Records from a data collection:
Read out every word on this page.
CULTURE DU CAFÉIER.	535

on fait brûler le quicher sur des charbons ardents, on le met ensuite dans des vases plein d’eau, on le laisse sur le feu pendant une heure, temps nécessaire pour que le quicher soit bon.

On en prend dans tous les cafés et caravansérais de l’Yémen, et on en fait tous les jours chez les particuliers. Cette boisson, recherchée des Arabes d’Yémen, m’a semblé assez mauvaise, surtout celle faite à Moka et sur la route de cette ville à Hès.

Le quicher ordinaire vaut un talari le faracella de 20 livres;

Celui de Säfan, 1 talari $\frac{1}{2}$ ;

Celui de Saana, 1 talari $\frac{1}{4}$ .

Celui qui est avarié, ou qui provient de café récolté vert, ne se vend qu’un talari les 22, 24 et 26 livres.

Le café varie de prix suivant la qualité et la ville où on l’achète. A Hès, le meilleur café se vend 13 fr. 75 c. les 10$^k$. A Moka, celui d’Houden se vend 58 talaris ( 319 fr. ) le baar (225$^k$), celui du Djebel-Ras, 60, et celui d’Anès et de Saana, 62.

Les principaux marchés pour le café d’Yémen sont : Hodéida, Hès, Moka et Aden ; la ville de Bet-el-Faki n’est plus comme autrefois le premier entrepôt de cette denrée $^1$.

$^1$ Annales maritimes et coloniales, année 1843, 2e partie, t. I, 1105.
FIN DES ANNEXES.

**WHAT THE TASK REQUIRES**
Return each line that includes "pour".

**ANSWER TO THIS EXERCISE**
on fait brûler le quicher sur des charbons ardents, on le met ensuite dans des vases plein d’eau, on le laisse sur le feu pendant une heure, temps nécessaire pour que le quicher soit bon.
Les principaux marchés pour le café d’Yémen sont : Hodéida, Hès, Moka et Aden ; la ville de Bet-el-Faki n’est plus comme autrefois le premier entrepôt de cette denrée $^1$.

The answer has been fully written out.